TO DO » Each entry is to be restated word for word, with nothing omitted.

Dataset entries »
• • • • • • •
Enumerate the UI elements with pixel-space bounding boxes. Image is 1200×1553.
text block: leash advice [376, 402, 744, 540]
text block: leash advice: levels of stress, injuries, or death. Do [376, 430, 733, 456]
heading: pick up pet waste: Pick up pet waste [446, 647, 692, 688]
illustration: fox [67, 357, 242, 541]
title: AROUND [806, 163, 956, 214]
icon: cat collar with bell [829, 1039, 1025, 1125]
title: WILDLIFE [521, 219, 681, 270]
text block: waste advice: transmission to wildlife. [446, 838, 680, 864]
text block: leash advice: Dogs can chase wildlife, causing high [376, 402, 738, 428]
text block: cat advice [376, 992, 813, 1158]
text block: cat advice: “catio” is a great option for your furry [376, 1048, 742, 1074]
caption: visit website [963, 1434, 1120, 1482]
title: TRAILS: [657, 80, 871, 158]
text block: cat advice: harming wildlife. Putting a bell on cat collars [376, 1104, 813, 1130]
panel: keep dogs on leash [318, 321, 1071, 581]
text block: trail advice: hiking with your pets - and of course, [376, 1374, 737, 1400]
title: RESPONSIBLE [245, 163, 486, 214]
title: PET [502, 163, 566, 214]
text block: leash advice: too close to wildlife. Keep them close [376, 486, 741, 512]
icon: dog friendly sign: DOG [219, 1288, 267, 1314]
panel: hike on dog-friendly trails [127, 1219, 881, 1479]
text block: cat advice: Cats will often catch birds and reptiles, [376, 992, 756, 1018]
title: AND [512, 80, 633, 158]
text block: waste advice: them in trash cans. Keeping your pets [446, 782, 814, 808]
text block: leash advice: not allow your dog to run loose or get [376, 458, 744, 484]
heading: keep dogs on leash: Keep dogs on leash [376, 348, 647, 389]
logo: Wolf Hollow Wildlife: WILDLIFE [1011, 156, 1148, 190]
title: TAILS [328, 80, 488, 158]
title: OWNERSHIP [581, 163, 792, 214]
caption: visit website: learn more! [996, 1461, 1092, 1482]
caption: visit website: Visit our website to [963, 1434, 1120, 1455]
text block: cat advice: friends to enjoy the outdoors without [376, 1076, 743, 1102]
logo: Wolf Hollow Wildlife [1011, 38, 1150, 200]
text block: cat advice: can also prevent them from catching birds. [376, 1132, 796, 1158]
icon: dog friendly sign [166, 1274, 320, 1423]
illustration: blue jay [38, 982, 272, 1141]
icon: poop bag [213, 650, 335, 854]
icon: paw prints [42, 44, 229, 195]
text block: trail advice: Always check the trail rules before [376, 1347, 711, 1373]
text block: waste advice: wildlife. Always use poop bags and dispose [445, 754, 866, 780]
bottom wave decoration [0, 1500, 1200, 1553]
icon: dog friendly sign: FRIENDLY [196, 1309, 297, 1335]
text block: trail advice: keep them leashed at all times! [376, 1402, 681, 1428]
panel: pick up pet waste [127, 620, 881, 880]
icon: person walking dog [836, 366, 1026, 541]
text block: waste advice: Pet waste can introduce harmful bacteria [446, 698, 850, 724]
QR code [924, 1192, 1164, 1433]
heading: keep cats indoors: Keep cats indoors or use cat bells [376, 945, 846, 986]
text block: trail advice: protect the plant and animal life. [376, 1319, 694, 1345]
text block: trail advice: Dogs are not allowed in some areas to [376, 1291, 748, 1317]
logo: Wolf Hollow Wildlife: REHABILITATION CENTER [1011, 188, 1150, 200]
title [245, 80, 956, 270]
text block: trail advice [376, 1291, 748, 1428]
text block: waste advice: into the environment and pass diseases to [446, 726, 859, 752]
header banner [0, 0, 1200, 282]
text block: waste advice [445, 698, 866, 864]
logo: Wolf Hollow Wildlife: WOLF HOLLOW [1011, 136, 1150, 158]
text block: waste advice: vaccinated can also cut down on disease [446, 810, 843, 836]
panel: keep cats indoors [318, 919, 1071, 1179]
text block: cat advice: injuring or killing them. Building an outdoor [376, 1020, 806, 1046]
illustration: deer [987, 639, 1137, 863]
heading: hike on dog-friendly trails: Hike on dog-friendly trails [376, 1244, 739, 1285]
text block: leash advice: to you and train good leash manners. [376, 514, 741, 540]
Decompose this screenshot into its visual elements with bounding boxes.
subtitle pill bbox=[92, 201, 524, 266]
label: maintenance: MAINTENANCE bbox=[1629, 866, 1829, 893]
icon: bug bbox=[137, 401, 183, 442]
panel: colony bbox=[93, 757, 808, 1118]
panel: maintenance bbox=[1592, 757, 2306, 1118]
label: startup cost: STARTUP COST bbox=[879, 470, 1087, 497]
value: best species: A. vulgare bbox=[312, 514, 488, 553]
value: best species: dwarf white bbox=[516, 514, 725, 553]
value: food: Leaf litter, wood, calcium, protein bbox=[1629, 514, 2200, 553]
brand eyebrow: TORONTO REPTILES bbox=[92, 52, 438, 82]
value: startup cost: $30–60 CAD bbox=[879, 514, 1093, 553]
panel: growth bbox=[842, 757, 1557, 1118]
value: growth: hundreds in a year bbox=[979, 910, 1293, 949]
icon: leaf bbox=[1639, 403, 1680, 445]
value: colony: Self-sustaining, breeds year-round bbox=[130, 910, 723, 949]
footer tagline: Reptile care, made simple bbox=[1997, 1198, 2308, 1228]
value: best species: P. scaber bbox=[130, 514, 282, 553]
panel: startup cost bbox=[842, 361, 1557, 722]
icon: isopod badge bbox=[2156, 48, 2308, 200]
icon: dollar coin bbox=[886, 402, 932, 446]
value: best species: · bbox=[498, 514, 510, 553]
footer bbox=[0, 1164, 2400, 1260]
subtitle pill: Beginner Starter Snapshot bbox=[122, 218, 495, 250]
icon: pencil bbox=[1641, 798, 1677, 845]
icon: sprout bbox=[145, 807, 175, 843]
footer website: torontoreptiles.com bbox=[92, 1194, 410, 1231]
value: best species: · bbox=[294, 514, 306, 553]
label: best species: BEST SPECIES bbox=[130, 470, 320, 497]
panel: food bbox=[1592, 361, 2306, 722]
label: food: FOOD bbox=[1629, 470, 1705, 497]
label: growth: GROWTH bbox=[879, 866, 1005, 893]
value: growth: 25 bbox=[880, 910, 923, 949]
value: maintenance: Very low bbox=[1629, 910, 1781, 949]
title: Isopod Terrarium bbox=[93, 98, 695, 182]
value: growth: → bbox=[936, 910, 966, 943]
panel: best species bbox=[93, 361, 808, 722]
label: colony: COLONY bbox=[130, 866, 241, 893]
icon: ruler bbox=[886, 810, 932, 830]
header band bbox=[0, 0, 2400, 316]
• • • • • • •
FINISHED EXERCISE »
Enumerate the UI elements with pixel-space bounding boxes. Image is 1200×1553.
text block: leash advice [376, 402, 744, 540]
text block: leash advice: levels of stress, injuries, or death. Do [376, 430, 733, 456]
heading: pick up pet waste: Pick up pet waste [446, 647, 692, 688]
illustration: fox [67, 357, 242, 541]
title: AROUND [806, 163, 956, 214]
icon: cat collar with bell [829, 1039, 1025, 1125]
title: WILDLIFE [521, 219, 681, 270]
text block: waste advice: transmission to wildlife. [446, 838, 680, 864]
text block: leash advice: Dogs can chase wildlife, causing high [376, 402, 738, 428]
text block: cat advice [376, 992, 813, 1158]
text block: cat advice: “catio” is a great option for your furry [376, 1048, 742, 1074]
caption: visit website [963, 1434, 1120, 1482]
title: TRAILS: [657, 80, 871, 158]
text block: cat advice: harming wildlife. Putting a bell on cat collars [376, 1104, 813, 1130]
panel: keep dogs on leash [318, 321, 1071, 581]
text block: trail advice: hiking with your pets - and of course, [376, 1374, 737, 1400]
title: RESPONSIBLE [245, 163, 486, 214]
title: PET [502, 163, 566, 214]
text block: leash advice: too close to wildlife. Keep them close [376, 486, 741, 512]
icon: dog friendly sign: DOG [219, 1288, 267, 1314]
panel: hike on dog-friendly trails [127, 1219, 881, 1479]
text block: cat advice: Cats will often catch birds and reptiles, [376, 992, 756, 1018]
title: AND [512, 80, 633, 158]
text block: waste advice: them in trash cans. Keeping your pets [446, 782, 814, 808]
text block: leash advice: not allow your dog to run loose or get [376, 458, 744, 484]
heading: keep dogs on leash: Keep dogs on leash [376, 348, 647, 389]
logo: Wolf Hollow Wildlife: WILDLIFE [1011, 156, 1148, 190]
title: TAILS [328, 80, 488, 158]
title: OWNERSHIP [581, 163, 792, 214]
caption: visit website: learn more! [996, 1461, 1092, 1482]
caption: visit website: Visit our website to [963, 1434, 1120, 1455]
text block: cat advice: friends to enjoy the outdoors without [376, 1076, 743, 1102]
logo: Wolf Hollow Wildlife [1011, 38, 1150, 200]
text block: cat advice: can also prevent them from catching birds. [376, 1132, 796, 1158]
icon: dog friendly sign [166, 1274, 320, 1423]
illustration: blue jay [38, 982, 272, 1141]
icon: poop bag [213, 650, 335, 854]
icon: paw prints [42, 44, 229, 195]
text block: trail advice: Always check the trail rules before [376, 1347, 711, 1373]
text block: waste advice: wildlife. Always use poop bags and dispose [445, 754, 866, 780]
bottom wave decoration [0, 1500, 1200, 1553]
icon: dog friendly sign: FRIENDLY [196, 1309, 297, 1335]
text block: trail advice: keep them leashed at all times! [376, 1402, 681, 1428]
panel: pick up pet waste [127, 620, 881, 880]
icon: person walking dog [836, 366, 1026, 541]
text block: waste advice: Pet waste can introduce harmful bacteria [446, 698, 850, 724]
QR code [924, 1192, 1164, 1433]
heading: keep cats indoors: Keep cats indoors or use cat bells [376, 945, 846, 986]
text block: trail advice: protect the plant and animal life. [376, 1319, 694, 1345]
text block: trail advice: Dogs are not allowed in some areas to [376, 1291, 748, 1317]
logo: Wolf Hollow Wildlife: REHABILITATION CENTER [1011, 188, 1150, 200]
title [245, 80, 956, 270]
text block: trail advice [376, 1291, 748, 1428]
text block: waste advice: into the environment and pass diseases to [446, 726, 859, 752]
header banner [0, 0, 1200, 282]
text block: waste advice [445, 698, 866, 864]
logo: Wolf Hollow Wildlife: WOLF HOLLOW [1011, 136, 1150, 158]
text block: waste advice: vaccinated can also cut down on disease [446, 810, 843, 836]
panel: keep cats indoors [318, 919, 1071, 1179]
text block: cat advice: injuring or killing them. Building an outdoor [376, 1020, 806, 1046]
illustration: deer [987, 639, 1137, 863]
heading: hike on dog-friendly trails: Hike on dog-friendly trails [376, 1244, 739, 1285]
text block: leash advice: to you and train good leash manners. [376, 514, 741, 540]
Decompose this screenshot into its visual elements with bounding boxes.
subtitle pill bbox=[92, 201, 524, 266]
label: maintenance: MAINTENANCE bbox=[1629, 866, 1829, 893]
icon: bug bbox=[137, 401, 183, 442]
panel: colony bbox=[93, 757, 808, 1118]
panel: maintenance bbox=[1592, 757, 2306, 1118]
label: startup cost: STARTUP COST bbox=[879, 470, 1087, 497]
value: best species: A. vulgare bbox=[312, 514, 488, 553]
value: best species: dwarf white bbox=[516, 514, 725, 553]
value: food: Leaf litter, wood, calcium, protein bbox=[1629, 514, 2200, 553]
brand eyebrow: TORONTO REPTILES bbox=[92, 52, 438, 82]
value: startup cost: $30–60 CAD bbox=[879, 514, 1093, 553]
panel: growth bbox=[842, 757, 1557, 1118]
value: growth: hundreds in a year bbox=[979, 910, 1293, 949]
icon: leaf bbox=[1639, 403, 1680, 445]
value: colony: Self-sustaining, breeds year-round bbox=[130, 910, 723, 949]
footer tagline: Reptile care, made simple bbox=[1997, 1198, 2308, 1228]
value: best species: P. scaber bbox=[130, 514, 282, 553]
panel: startup cost bbox=[842, 361, 1557, 722]
icon: isopod badge bbox=[2156, 48, 2308, 200]
icon: dollar coin bbox=[886, 402, 932, 446]
value: best species: · bbox=[498, 514, 510, 553]
footer bbox=[0, 1164, 2400, 1260]
subtitle pill: Beginner Starter Snapshot bbox=[122, 218, 495, 250]
icon: pencil bbox=[1641, 798, 1677, 845]
icon: sprout bbox=[145, 807, 175, 843]
footer website: torontoreptiles.com bbox=[92, 1194, 410, 1231]
value: best species: · bbox=[294, 514, 306, 553]
label: best species: BEST SPECIES bbox=[130, 470, 320, 497]
panel: food bbox=[1592, 361, 2306, 722]
label: food: FOOD bbox=[1629, 470, 1705, 497]
label: growth: GROWTH bbox=[879, 866, 1005, 893]
value: growth: 25 bbox=[880, 910, 923, 949]
value: maintenance: Very low bbox=[1629, 910, 1781, 949]
title: Isopod Terrarium bbox=[93, 98, 695, 182]
value: growth: → bbox=[936, 910, 966, 943]
panel: best species bbox=[93, 361, 808, 722]
label: colony: COLONY bbox=[130, 866, 241, 893]
icon: ruler bbox=[886, 810, 932, 830]
header band bbox=[0, 0, 2400, 316]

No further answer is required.